Problem to work on>
Leave out the pictures and repeat everything else in the records exactly.
━━━ Excerpted records ━━━
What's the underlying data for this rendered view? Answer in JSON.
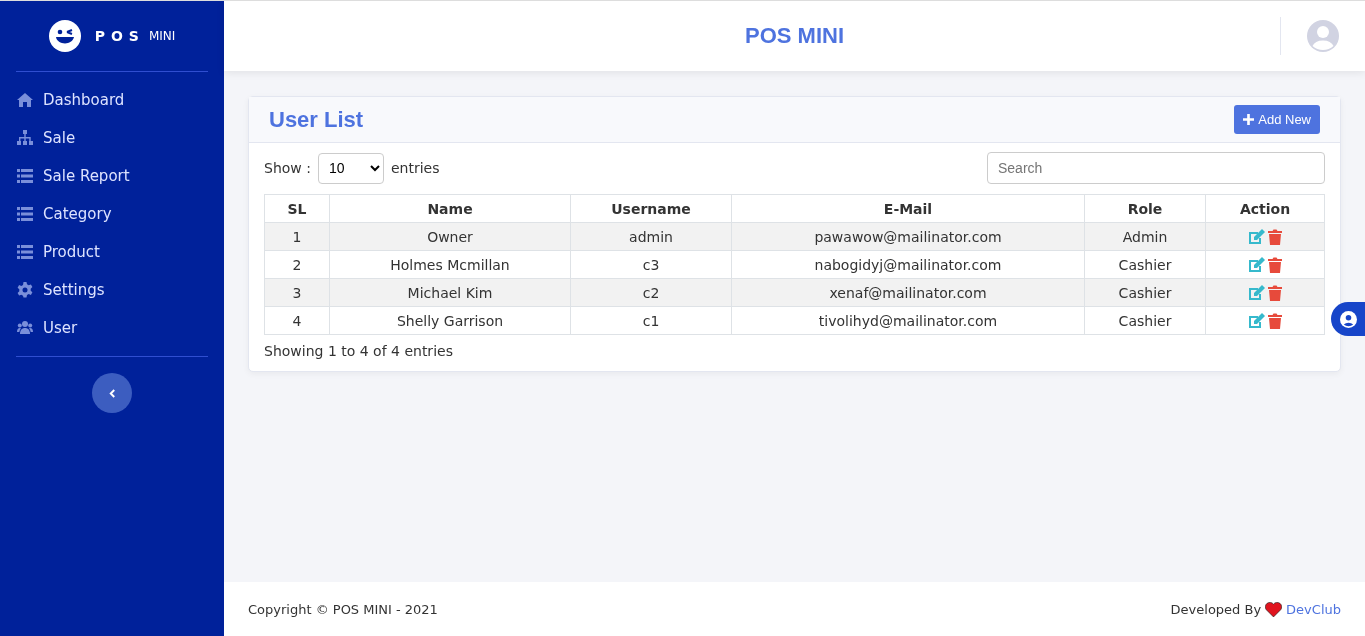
{
  "sidebar": {
    "logo": {
      "brand": "POS",
      "suffix": "MINI"
    },
    "items": [
      {
        "label": "Dashboard",
        "kind": "home"
      },
      {
        "label": "Sale",
        "kind": "sitemap"
      },
      {
        "label": "Sale Report",
        "kind": "list"
      },
      {
        "label": "Category",
        "kind": "list"
      },
      {
        "label": "Product",
        "kind": "list"
      },
      {
        "label": "Settings",
        "kind": "gear"
      },
      {
        "label": "User",
        "kind": "users"
      }
    ]
  },
  "header": {
    "title": "POS MINI"
  },
  "card": {
    "title": "User List",
    "add_button": "Add New",
    "show_label": "Show :",
    "page_size": "10",
    "entries_label": "entries",
    "search": {
      "placeholder": "Search"
    },
    "table": {
      "columns": [
        "SL",
        "Name",
        "Username",
        "E-Mail",
        "Role",
        "Action"
      ],
      "rows": [
        [
          "1",
          "Owner",
          "admin",
          "pawawow@mailinator.com",
          "Admin"
        ],
        [
          "2",
          "Holmes Mcmillan",
          "c3",
          "nabogidyj@mailinator.com",
          "Cashier"
        ],
        [
          "3",
          "Michael Kim",
          "c2",
          "xenaf@mailinator.com",
          "Cashier"
        ],
        [
          "4",
          "Shelly Garrison",
          "c1",
          "tivolihyd@mailinator.com",
          "Cashier"
        ]
      ]
    },
    "info": "Showing 1 to 4 of 4 entries"
  },
  "footer": {
    "copyright": "Copyright © POS MINI - 2021",
    "developed_by": "Developed By",
    "link": "DevClub"
  }
}
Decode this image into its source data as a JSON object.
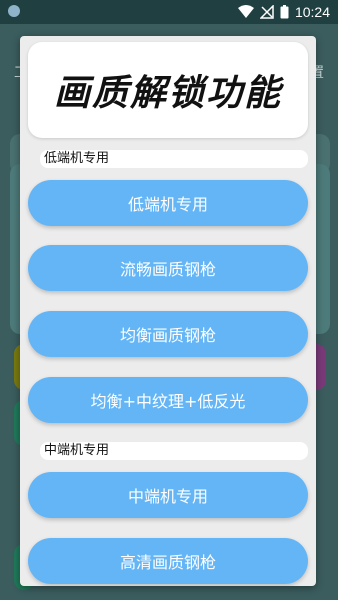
{
  "status_bar": {
    "time": "10:24"
  },
  "background": {
    "left_text": "工",
    "right_text": "置"
  },
  "dialog": {
    "banner_title": "画质解锁功能",
    "sections": [
      {
        "header": "低端机专用",
        "buttons": [
          "低端机专用",
          "流畅画质钢枪",
          "均衡画质钢枪",
          "均衡+中纹理+低反光"
        ]
      },
      {
        "header": "中端机专用",
        "buttons": [
          "中端机专用",
          "高清画质钢枪"
        ]
      }
    ]
  },
  "colors": {
    "button": "#64b5f6",
    "dialog_bg": "#ececec"
  }
}
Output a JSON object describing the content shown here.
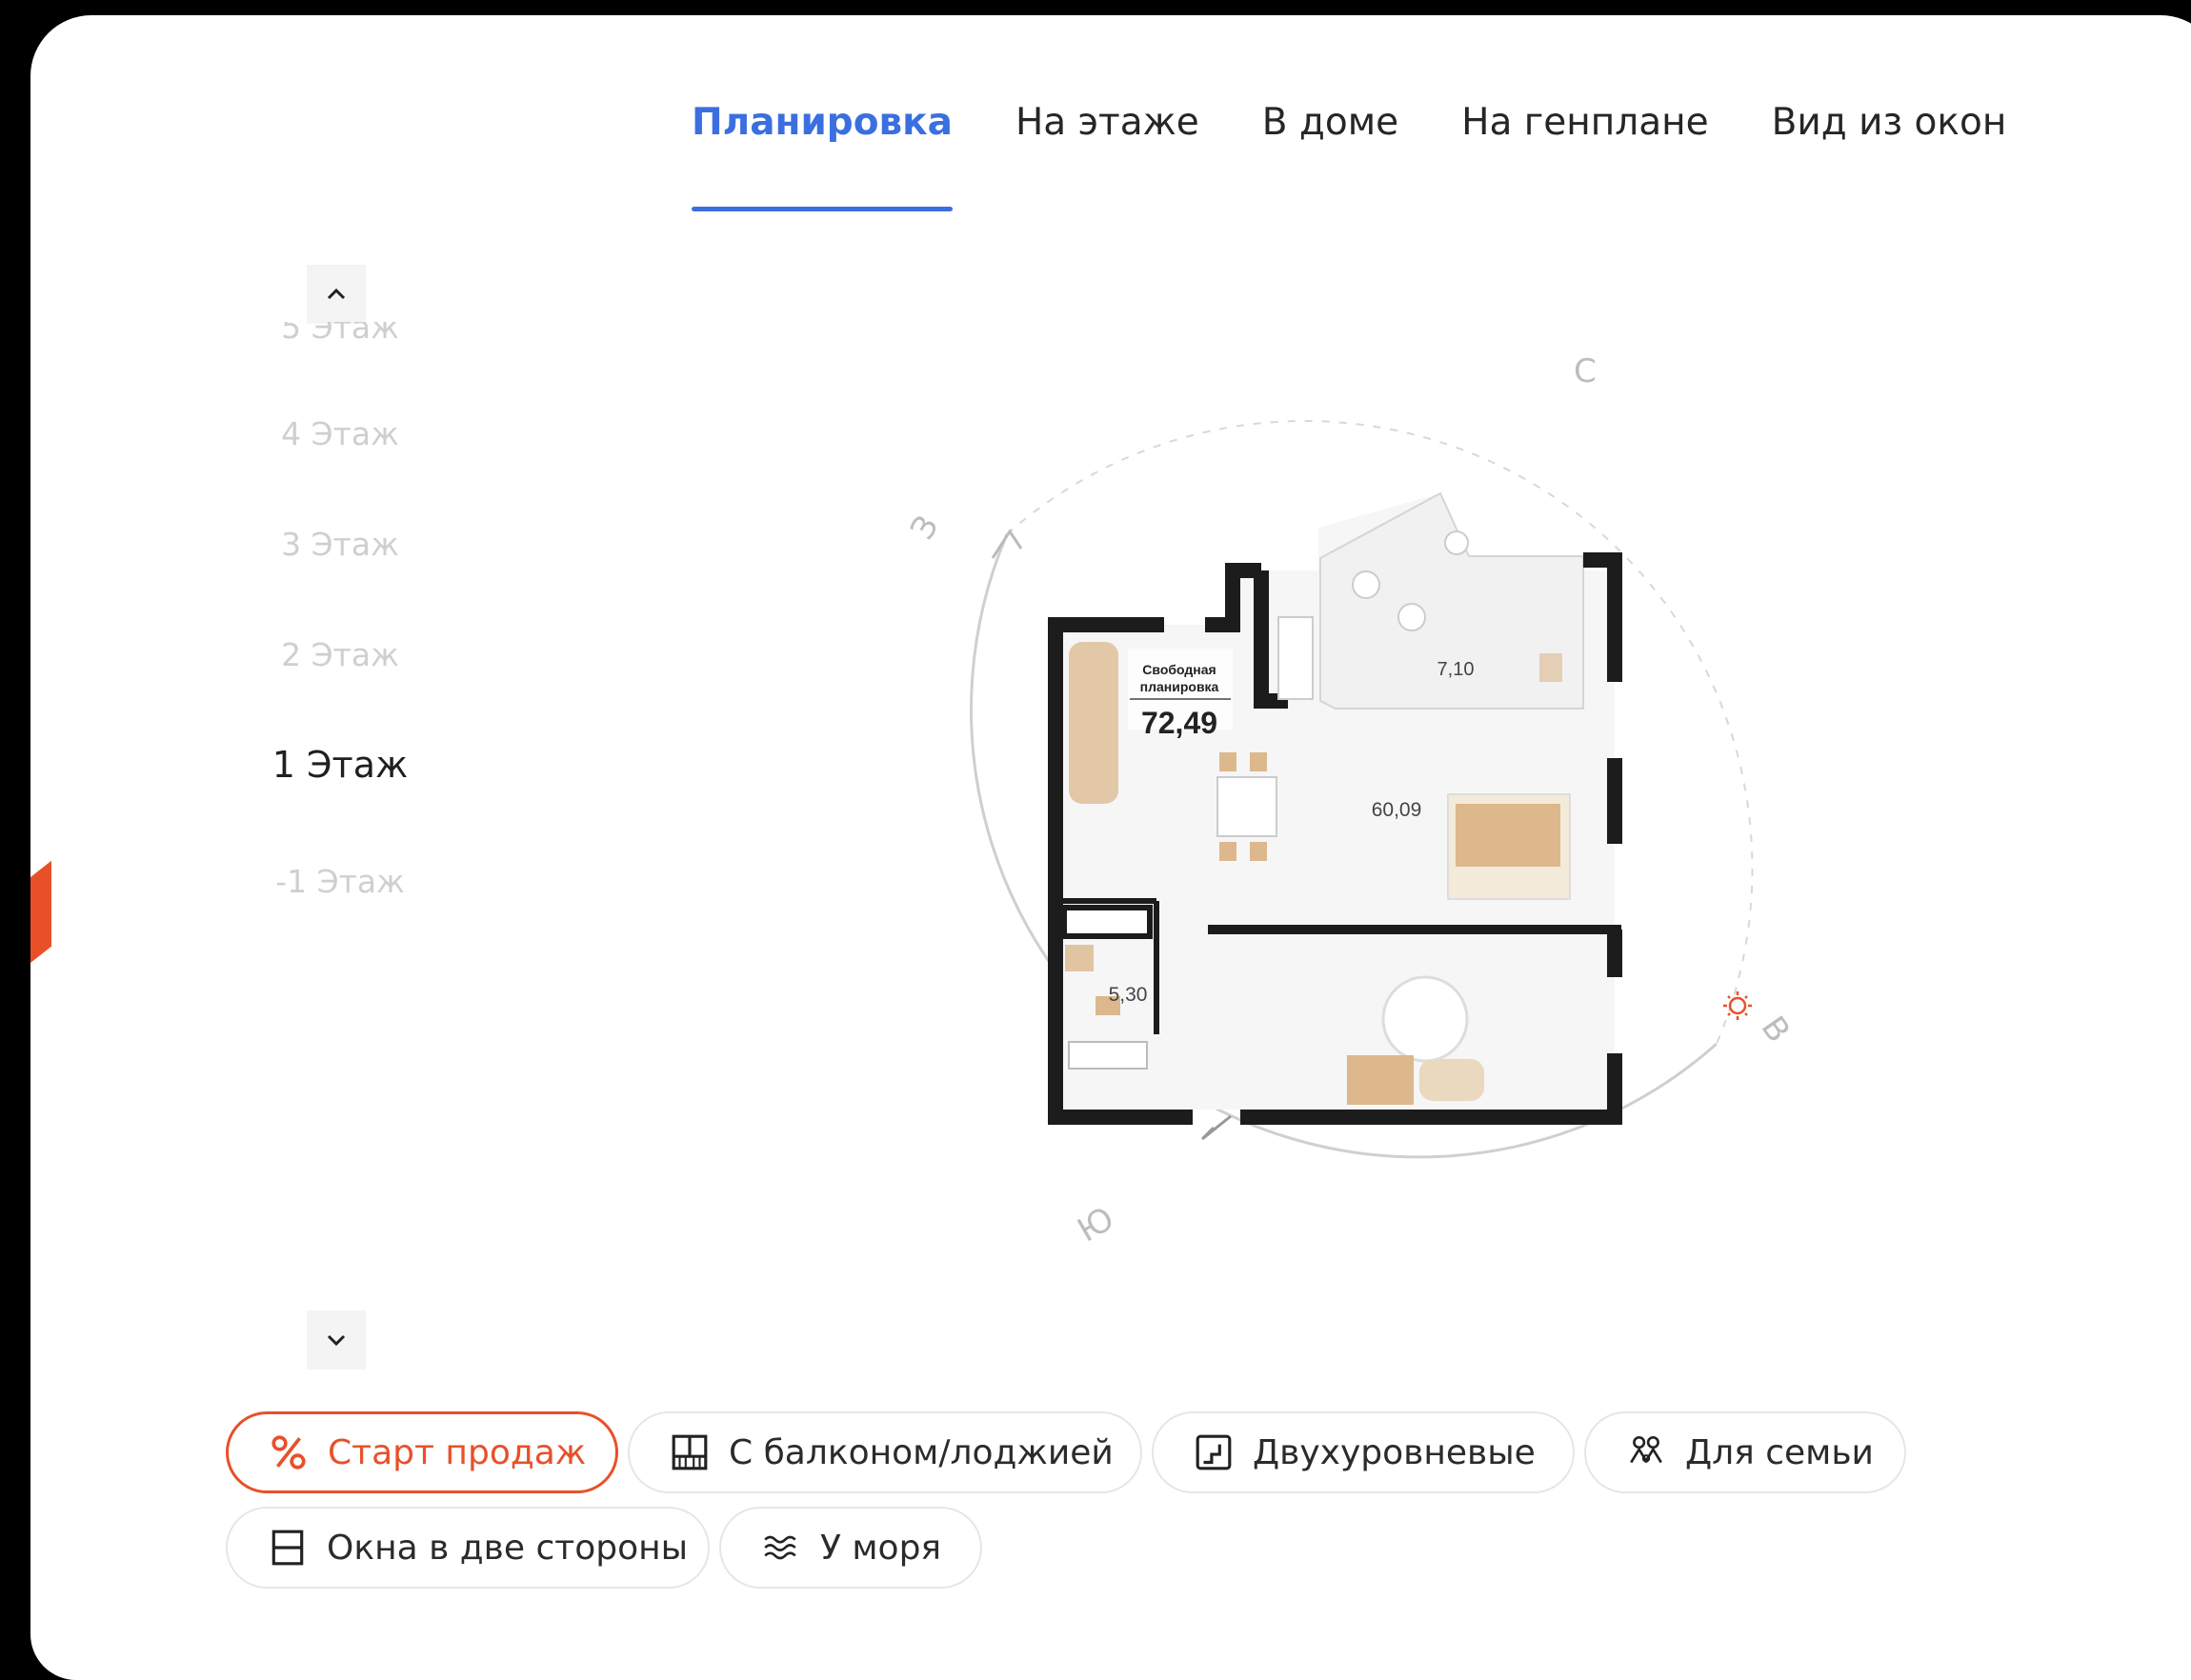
{
  "tabs": [
    {
      "label": "Планировка",
      "active": true
    },
    {
      "label": "На этаже",
      "active": false
    },
    {
      "label": "В доме",
      "active": false
    },
    {
      "label": "На генплане",
      "active": false
    },
    {
      "label": "Вид из окон",
      "active": false
    }
  ],
  "floors": [
    {
      "label": "5 Этаж",
      "state": "clipped"
    },
    {
      "label": "4 Этаж",
      "state": "inactive"
    },
    {
      "label": "3 Этаж",
      "state": "inactive"
    },
    {
      "label": "2 Этаж",
      "state": "inactive"
    },
    {
      "label": "1 Этаж",
      "state": "active"
    },
    {
      "label": "-1 Этаж",
      "state": "inactive"
    }
  ],
  "compass": {
    "north": "С",
    "east": "В",
    "south": "Ю",
    "west": "З"
  },
  "plan": {
    "badge_line1": "Свободная",
    "badge_line2": "планировка",
    "total_area": "72,49",
    "room_areas": [
      "7,10",
      "60,09",
      "5,30"
    ]
  },
  "tags": [
    {
      "label": "Старт продаж",
      "icon": "percent-icon",
      "highlight": true
    },
    {
      "label": "С балконом/лоджией",
      "icon": "balcony-icon",
      "highlight": false
    },
    {
      "label": "Двухуровневые",
      "icon": "stairs-icon",
      "highlight": false
    },
    {
      "label": "Для семьи",
      "icon": "family-icon",
      "highlight": false
    },
    {
      "label": "Окна в две стороны",
      "icon": "windows-icon",
      "highlight": false
    },
    {
      "label": "У моря",
      "icon": "waves-icon",
      "highlight": false
    }
  ],
  "colors": {
    "accent_blue": "#3b6fe0",
    "accent_orange": "#e8502a",
    "furniture": "#dcb88c"
  }
}
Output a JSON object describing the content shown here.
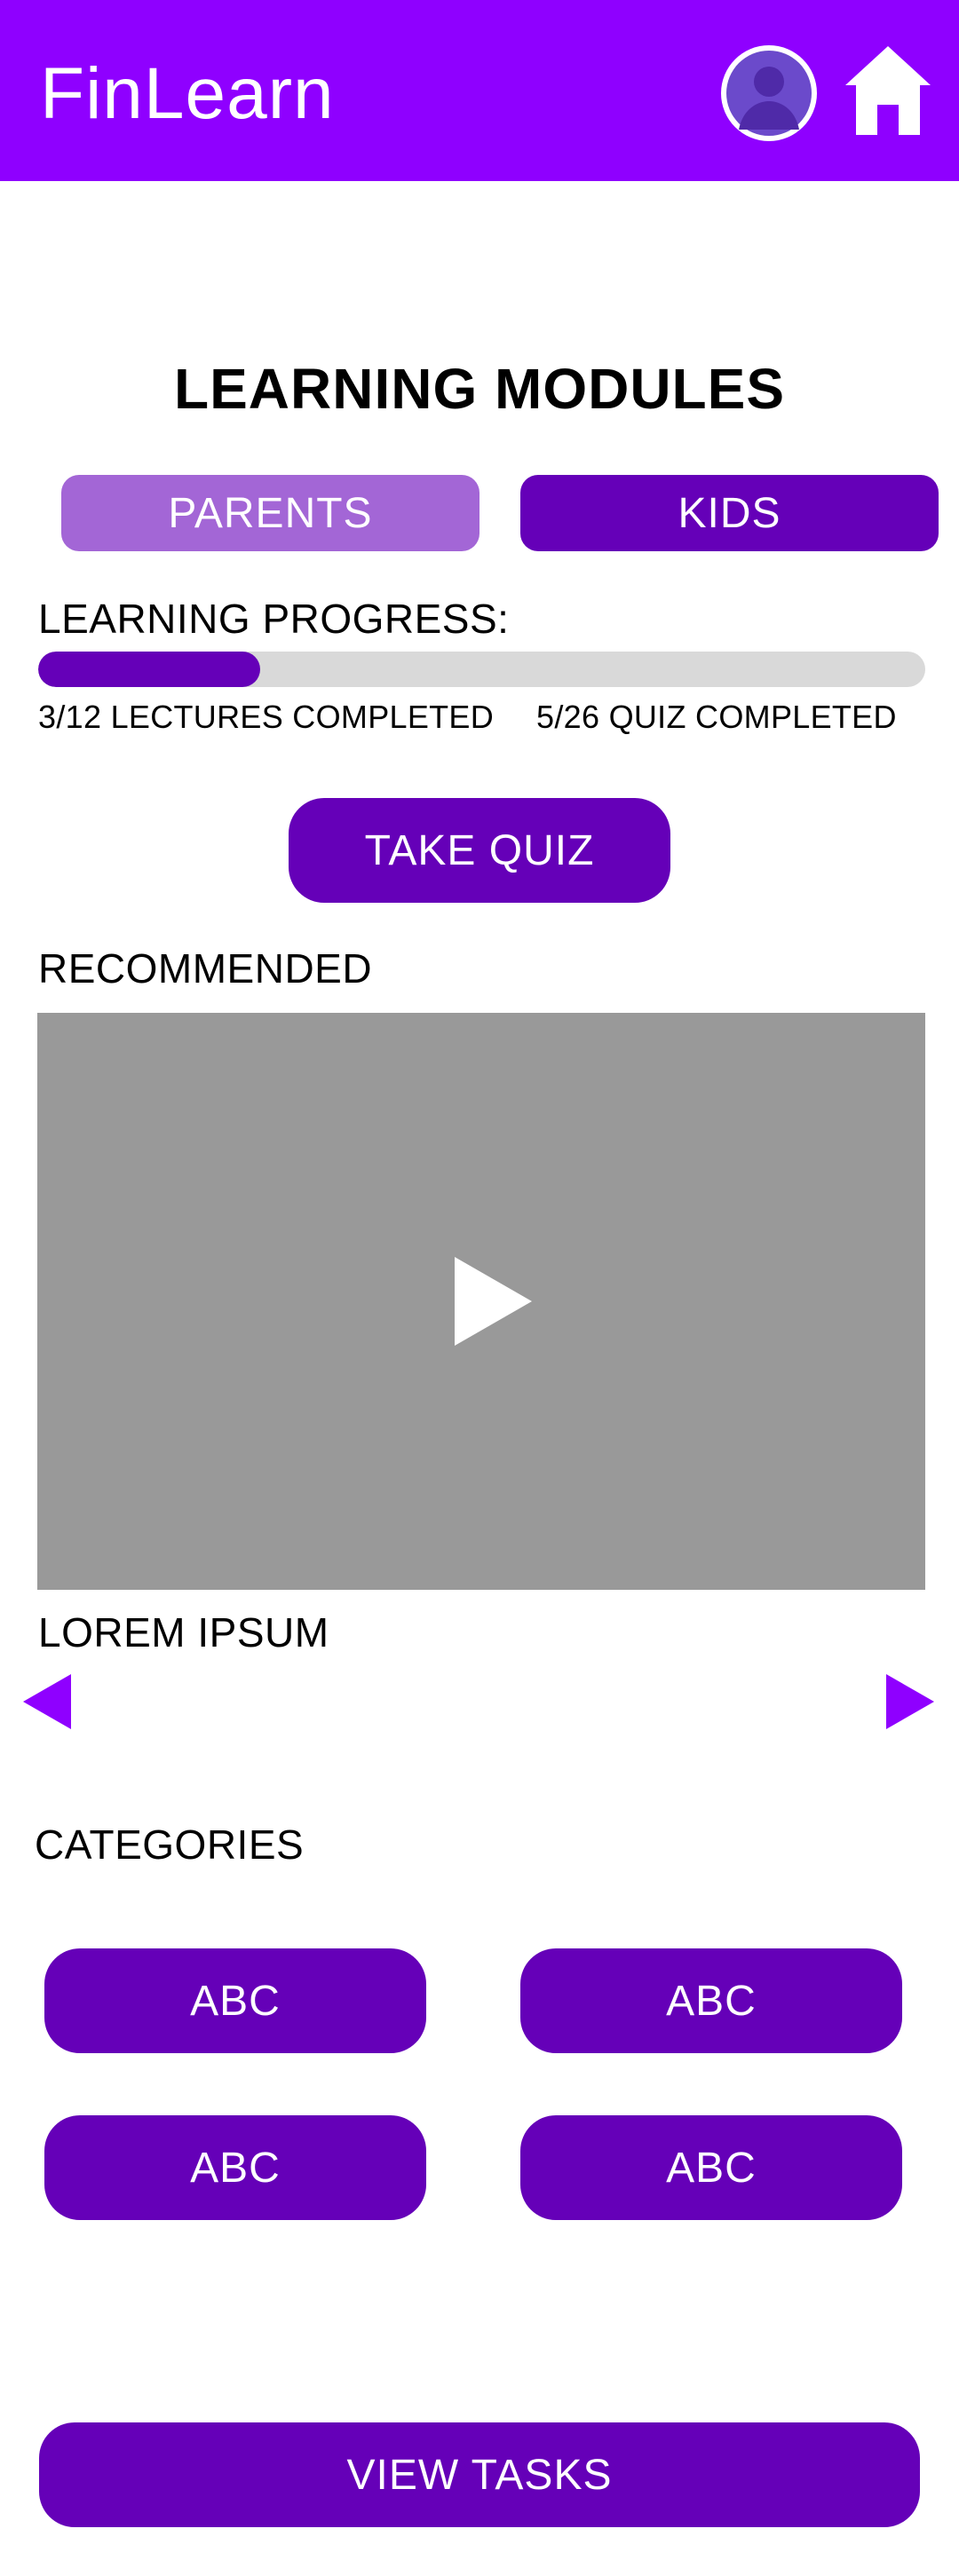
━━━
Solution for this problem>
What's the underlying data for this rendered view? Answer in JSON.
{
  "sidebar": {
    "logo": {
      "brand": "POS",
      "suffix": "MINI"
    },
    "items": [
      {
        "label": "Dashboard",
        "kind": "home"
      },
      {
        "label": "Sale",
        "kind": "sitemap"
      },
      {
        "label": "Sale Report",
        "kind": "list"
      },
      {
        "label": "Category",
        "kind": "list"
      },
      {
        "label": "Product",
        "kind": "list"
      },
      {
        "label": "Settings",
        "kind": "gear"
      },
      {
        "label": "User",
        "kind": "users"
      }
    ]
  },
  "header": {
    "title": "POS MINI"
  },
  "card": {
    "title": "User List",
    "add_button": "Add New",
    "show_label": "Show :",
    "page_size": "10",
    "entries_label": "entries",
    "search": {
      "placeholder": "Search"
    },
    "table": {
      "columns": [
        "SL",
        "Name",
        "Username",
        "E-Mail",
        "Role",
        "Action"
      ],
      "rows": [
        [
          "1",
          "Owner",
          "admin",
          "pawawow@mailinator.com",
          "Admin"
        ],
        [
          "2",
          "Holmes Mcmillan",
          "c3",
          "nabogidyj@mailinator.com",
          "Cashier"
        ],
        [
          "3",
          "Michael Kim",
          "c2",
          "xenaf@mailinator.com",
          "Cashier"
        ],
        [
          "4",
          "Shelly Garrison",
          "c1",
          "tivolihyd@mailinator.com",
          "Cashier"
        ]
      ]
    },
    "info": "Showing 1 to 4 of 4 entries"
  },
  "footer": {
    "copyright": "Copyright © POS MINI - 2021",
    "developed_by": "Developed By",
    "link": "DevClub"
  }
}
Decode this image into its source data as a JSON object.
{
  "status_bar": {
    "time": "10:24"
  },
  "background": {
    "left_text": "工",
    "right_text": "置"
  },
  "dialog": {
    "banner_title": "画质解锁功能",
    "sections": [
      {
        "header": "低端机专用",
        "buttons": [
          "低端机专用",
          "流畅画质钢枪",
          "均衡画质钢枪",
          "均衡+中纹理+低反光"
        ]
      },
      {
        "header": "中端机专用",
        "buttons": [
          "中端机专用",
          "高清画质钢枪"
        ]
      }
    ]
  },
  "colors": {
    "button": "#64b5f6",
    "dialog_bg": "#ececec"
  }
}
Output a JSON object describing the content shown here.
{
  "tabs": [
    {
      "label": "Планировка",
      "active": true
    },
    {
      "label": "На этаже",
      "active": false
    },
    {
      "label": "В доме",
      "active": false
    },
    {
      "label": "На генплане",
      "active": false
    },
    {
      "label": "Вид из окон",
      "active": false
    }
  ],
  "floors": [
    {
      "label": "5 Этаж",
      "state": "clipped"
    },
    {
      "label": "4 Этаж",
      "state": "inactive"
    },
    {
      "label": "3 Этаж",
      "state": "inactive"
    },
    {
      "label": "2 Этаж",
      "state": "inactive"
    },
    {
      "label": "1 Этаж",
      "state": "active"
    },
    {
      "label": "-1 Этаж",
      "state": "inactive"
    }
  ],
  "compass": {
    "north": "С",
    "east": "В",
    "south": "Ю",
    "west": "З"
  },
  "plan": {
    "badge_line1": "Свободная",
    "badge_line2": "планировка",
    "total_area": "72,49",
    "room_areas": [
      "7,10",
      "60,09",
      "5,30"
    ]
  },
  "tags": [
    {
      "label": "Старт продаж",
      "icon": "percent-icon",
      "highlight": true
    },
    {
      "label": "С балконом/лоджией",
      "icon": "balcony-icon",
      "highlight": false
    },
    {
      "label": "Двухуровневые",
      "icon": "stairs-icon",
      "highlight": false
    },
    {
      "label": "Для семьи",
      "icon": "family-icon",
      "highlight": false
    },
    {
      "label": "Окна в две стороны",
      "icon": "windows-icon",
      "highlight": false
    },
    {
      "label": "У моря",
      "icon": "waves-icon",
      "highlight": false
    }
  ],
  "colors": {
    "accent_blue": "#3b6fe0",
    "accent_orange": "#e8502a",
    "furniture": "#dcb88c"
  }
}
Output a JSON object describing the content shown here.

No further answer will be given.